SOURCE RECORDS ▸

- - - -

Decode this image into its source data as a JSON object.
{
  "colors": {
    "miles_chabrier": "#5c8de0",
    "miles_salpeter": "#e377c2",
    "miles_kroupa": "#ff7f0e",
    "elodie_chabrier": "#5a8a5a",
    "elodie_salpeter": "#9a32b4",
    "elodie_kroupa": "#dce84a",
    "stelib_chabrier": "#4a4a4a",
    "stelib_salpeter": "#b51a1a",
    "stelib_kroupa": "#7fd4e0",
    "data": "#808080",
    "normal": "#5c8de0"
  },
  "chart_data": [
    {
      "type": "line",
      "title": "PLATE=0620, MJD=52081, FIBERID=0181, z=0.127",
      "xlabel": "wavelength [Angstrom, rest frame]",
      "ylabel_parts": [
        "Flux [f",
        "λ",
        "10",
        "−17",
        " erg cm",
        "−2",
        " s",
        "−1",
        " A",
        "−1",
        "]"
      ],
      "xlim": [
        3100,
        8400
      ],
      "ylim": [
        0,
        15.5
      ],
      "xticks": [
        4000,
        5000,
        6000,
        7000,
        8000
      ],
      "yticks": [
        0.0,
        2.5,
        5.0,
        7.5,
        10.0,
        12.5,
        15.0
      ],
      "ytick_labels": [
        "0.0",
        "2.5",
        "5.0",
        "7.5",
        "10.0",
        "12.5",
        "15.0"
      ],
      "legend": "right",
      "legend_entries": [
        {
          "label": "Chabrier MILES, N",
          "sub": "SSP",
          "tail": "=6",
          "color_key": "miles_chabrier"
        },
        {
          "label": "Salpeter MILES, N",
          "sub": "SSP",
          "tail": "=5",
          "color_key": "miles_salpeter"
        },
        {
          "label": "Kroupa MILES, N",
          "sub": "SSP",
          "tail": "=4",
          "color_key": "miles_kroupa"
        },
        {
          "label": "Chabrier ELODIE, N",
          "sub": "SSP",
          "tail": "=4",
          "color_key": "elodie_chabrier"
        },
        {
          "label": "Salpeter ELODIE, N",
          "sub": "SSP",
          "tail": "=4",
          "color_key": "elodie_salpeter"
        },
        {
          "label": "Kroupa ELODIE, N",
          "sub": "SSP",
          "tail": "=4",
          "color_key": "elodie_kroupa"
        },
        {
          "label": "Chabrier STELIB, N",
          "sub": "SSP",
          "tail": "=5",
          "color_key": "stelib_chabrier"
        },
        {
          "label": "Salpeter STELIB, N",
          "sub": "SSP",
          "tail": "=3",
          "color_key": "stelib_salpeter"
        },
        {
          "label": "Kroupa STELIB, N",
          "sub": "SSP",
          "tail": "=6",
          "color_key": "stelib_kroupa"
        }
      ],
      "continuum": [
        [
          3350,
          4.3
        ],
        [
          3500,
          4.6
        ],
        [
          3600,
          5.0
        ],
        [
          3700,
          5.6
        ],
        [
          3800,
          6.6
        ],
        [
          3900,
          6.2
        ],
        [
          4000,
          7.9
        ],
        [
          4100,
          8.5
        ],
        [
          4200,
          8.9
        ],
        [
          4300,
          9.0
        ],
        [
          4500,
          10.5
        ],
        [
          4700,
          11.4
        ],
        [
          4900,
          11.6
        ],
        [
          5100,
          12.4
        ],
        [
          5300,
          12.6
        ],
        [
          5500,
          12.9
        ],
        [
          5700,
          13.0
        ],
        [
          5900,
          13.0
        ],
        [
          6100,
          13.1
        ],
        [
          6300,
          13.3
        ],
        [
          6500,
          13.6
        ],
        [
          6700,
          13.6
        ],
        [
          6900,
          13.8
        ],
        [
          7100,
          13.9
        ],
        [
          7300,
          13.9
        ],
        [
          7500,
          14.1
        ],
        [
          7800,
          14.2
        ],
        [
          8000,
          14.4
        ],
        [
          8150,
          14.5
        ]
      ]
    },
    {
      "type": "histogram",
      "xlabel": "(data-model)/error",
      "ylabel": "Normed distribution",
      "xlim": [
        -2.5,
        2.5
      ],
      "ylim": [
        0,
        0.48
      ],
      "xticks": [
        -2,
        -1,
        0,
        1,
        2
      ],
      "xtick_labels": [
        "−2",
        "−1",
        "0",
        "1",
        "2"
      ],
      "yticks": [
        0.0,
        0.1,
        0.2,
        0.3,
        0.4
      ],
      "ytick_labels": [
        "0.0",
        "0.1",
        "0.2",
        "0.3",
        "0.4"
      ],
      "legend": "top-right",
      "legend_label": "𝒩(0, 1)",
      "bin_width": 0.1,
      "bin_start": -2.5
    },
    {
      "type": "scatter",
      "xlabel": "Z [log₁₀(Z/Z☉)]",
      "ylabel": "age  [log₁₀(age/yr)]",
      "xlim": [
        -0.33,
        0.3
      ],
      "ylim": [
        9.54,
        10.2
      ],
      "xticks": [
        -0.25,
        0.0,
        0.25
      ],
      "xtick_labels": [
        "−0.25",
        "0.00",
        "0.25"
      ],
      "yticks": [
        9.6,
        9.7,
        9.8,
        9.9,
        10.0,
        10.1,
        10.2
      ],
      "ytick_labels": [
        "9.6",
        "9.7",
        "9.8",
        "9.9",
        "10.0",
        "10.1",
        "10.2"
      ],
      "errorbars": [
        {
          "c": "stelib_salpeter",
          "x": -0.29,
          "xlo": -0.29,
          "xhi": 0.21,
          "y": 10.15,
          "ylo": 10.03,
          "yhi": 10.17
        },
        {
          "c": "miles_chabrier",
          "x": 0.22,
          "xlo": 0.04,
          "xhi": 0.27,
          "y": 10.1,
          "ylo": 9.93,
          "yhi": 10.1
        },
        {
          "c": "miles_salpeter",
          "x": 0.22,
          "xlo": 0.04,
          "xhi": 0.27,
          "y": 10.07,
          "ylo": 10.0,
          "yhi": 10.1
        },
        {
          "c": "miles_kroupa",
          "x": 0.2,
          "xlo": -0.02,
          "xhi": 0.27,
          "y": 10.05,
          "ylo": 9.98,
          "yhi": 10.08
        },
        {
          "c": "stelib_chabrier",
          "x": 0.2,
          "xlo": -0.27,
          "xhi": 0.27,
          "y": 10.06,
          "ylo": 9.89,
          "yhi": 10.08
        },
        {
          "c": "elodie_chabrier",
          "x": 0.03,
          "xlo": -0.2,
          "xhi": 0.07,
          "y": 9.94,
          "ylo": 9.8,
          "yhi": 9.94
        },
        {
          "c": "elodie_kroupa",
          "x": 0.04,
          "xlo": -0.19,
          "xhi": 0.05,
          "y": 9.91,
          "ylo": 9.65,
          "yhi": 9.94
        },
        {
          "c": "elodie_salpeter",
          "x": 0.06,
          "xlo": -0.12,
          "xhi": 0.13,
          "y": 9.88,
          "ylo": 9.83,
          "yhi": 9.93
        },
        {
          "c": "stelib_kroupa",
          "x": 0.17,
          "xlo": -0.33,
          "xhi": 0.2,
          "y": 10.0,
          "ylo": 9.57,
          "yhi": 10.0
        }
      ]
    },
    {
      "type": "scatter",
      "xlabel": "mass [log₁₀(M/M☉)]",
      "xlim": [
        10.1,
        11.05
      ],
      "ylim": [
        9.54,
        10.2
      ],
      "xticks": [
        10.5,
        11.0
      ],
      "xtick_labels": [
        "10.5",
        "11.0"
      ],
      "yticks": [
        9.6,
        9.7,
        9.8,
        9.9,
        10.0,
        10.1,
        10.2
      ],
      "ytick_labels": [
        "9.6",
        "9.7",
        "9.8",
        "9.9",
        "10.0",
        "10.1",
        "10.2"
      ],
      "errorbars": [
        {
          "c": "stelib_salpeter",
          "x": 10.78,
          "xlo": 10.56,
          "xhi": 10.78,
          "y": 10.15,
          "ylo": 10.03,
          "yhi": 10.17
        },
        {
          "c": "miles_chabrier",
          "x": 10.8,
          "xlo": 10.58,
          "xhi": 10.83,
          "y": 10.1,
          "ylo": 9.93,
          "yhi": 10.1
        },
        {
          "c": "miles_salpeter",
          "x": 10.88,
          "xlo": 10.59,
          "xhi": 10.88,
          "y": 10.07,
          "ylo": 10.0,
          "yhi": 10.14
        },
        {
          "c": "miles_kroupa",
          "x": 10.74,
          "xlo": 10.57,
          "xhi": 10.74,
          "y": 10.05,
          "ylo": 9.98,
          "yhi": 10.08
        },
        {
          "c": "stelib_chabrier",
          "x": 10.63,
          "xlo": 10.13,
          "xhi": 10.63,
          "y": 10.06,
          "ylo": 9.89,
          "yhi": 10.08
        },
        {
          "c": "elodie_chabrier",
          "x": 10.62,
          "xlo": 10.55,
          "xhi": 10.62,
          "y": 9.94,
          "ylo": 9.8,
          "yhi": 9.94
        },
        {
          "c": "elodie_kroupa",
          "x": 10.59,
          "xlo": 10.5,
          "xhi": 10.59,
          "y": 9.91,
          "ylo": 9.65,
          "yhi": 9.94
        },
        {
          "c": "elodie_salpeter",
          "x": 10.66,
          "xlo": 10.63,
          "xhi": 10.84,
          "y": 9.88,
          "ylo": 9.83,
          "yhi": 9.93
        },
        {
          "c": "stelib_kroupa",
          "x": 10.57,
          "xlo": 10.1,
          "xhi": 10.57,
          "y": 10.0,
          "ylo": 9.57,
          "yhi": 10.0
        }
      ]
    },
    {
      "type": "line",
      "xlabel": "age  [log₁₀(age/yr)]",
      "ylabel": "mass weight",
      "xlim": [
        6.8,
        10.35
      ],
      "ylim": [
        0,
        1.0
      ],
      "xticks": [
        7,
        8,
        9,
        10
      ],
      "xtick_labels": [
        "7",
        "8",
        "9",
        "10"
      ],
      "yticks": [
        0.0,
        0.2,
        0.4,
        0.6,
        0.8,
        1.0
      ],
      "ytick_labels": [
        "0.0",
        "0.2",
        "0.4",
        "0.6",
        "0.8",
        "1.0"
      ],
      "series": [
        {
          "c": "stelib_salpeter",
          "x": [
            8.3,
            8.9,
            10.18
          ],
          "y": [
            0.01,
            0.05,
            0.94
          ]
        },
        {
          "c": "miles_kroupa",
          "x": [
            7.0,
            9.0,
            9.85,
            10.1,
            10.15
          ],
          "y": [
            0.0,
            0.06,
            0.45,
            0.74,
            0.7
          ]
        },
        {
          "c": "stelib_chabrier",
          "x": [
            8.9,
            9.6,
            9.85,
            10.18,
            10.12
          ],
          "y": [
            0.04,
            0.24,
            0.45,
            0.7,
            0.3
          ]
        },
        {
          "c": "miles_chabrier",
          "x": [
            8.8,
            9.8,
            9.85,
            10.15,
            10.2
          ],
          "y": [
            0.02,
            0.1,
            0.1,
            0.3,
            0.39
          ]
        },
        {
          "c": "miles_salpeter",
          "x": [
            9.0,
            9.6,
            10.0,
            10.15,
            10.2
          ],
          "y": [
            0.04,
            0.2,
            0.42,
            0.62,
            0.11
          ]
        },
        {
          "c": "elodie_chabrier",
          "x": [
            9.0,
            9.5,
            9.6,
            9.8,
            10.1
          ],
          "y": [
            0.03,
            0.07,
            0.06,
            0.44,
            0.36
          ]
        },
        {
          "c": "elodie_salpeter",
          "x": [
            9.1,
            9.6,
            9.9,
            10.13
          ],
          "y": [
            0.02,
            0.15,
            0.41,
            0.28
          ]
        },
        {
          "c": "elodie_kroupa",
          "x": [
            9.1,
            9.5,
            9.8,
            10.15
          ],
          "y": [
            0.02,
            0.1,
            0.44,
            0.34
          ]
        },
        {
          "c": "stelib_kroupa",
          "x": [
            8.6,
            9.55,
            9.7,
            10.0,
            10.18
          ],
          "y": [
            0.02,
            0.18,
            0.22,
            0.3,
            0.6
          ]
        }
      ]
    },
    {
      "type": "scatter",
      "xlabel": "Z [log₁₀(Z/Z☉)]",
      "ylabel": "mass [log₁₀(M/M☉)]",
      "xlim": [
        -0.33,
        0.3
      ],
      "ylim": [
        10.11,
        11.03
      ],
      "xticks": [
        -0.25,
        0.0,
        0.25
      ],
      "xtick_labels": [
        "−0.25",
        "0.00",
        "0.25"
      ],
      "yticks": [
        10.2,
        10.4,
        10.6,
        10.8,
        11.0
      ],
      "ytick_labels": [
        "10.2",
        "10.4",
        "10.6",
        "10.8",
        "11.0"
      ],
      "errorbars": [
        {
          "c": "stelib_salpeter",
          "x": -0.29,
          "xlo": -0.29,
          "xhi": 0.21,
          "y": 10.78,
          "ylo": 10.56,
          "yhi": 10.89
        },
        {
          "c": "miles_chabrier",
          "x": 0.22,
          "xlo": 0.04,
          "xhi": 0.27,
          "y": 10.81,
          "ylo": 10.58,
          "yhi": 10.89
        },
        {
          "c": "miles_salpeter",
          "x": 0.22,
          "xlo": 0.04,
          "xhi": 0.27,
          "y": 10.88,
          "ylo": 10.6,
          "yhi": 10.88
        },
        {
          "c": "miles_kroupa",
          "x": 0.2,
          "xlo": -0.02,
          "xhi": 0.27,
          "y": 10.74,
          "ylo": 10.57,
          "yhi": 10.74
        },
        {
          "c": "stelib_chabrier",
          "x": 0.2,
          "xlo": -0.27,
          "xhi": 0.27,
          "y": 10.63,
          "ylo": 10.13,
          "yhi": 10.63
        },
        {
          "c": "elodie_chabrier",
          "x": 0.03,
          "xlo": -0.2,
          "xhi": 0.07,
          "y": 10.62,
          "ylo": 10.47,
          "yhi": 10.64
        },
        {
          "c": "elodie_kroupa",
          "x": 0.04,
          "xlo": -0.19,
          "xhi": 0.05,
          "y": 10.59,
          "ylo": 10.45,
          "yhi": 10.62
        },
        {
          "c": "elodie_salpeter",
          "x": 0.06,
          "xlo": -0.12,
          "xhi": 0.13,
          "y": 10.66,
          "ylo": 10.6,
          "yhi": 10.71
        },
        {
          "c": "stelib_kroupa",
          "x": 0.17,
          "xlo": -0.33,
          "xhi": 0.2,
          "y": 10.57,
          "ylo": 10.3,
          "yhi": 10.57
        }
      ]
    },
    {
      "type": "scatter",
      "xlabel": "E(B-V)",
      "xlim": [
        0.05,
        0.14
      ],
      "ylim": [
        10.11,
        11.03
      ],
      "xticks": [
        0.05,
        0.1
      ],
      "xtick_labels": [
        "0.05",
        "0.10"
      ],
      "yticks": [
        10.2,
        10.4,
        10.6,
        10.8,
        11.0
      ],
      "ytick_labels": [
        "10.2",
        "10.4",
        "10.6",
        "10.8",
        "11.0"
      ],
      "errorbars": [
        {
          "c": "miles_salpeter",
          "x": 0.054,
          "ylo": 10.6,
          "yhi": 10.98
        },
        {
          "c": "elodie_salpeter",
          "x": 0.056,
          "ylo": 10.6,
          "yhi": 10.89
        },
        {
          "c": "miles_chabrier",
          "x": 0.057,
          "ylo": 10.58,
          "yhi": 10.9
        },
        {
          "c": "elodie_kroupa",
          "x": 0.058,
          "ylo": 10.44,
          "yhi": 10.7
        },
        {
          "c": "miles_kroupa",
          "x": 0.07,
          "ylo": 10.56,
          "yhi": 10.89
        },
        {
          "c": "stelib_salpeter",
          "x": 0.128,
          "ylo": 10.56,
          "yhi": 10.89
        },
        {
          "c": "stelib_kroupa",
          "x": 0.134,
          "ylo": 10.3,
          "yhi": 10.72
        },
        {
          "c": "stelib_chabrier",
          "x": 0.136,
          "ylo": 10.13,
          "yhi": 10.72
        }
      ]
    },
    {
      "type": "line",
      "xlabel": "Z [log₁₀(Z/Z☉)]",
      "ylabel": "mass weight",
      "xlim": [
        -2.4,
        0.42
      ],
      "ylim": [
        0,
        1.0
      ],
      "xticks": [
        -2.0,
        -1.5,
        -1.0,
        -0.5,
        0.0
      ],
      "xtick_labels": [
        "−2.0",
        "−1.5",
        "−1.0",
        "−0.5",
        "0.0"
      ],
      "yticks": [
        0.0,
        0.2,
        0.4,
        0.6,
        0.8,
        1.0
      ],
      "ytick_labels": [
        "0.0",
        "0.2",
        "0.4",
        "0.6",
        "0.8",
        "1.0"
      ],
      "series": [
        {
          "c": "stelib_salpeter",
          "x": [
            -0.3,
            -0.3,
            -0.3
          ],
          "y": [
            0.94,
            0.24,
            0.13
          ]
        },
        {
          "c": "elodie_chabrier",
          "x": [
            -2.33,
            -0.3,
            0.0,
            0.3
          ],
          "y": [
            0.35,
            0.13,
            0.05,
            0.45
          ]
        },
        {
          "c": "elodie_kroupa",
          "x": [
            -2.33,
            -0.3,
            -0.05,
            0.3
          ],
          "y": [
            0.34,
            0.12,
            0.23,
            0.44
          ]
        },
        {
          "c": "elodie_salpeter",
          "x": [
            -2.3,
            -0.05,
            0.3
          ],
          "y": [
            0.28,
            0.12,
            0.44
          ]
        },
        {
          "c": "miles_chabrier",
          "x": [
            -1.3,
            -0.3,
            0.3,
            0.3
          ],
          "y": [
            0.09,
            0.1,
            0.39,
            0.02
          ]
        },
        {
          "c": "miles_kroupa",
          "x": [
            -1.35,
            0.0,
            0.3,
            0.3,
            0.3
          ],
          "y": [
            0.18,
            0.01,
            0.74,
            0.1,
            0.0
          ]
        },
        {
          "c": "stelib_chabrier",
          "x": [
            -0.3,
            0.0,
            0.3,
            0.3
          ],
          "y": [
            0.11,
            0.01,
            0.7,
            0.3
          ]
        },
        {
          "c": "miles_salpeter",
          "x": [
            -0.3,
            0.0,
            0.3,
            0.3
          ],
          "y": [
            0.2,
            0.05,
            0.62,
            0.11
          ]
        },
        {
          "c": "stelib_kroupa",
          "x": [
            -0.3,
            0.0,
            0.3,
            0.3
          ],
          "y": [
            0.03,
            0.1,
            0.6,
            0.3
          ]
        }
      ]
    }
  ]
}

- - - -

DESCRIPTION OF THE TASK ▸ Using the entries above, return each line that includes the word "log₁₀".

EXERCISE RESPONSE ▸
      "xlabel": "Z [log₁₀(Z/Z☉)]",
      "ylabel": "age  [log₁₀(age/yr)]",
      "xlabel": "mass [log₁₀(M/M☉)]",
      "xlabel": "age  [log₁₀(age/yr)]",
      "xlabel": "Z [log₁₀(Z/Z☉)]",
      "ylabel": "mass [log₁₀(M/M☉)]",
      "xlabel": "Z [log₁₀(Z/Z☉)]",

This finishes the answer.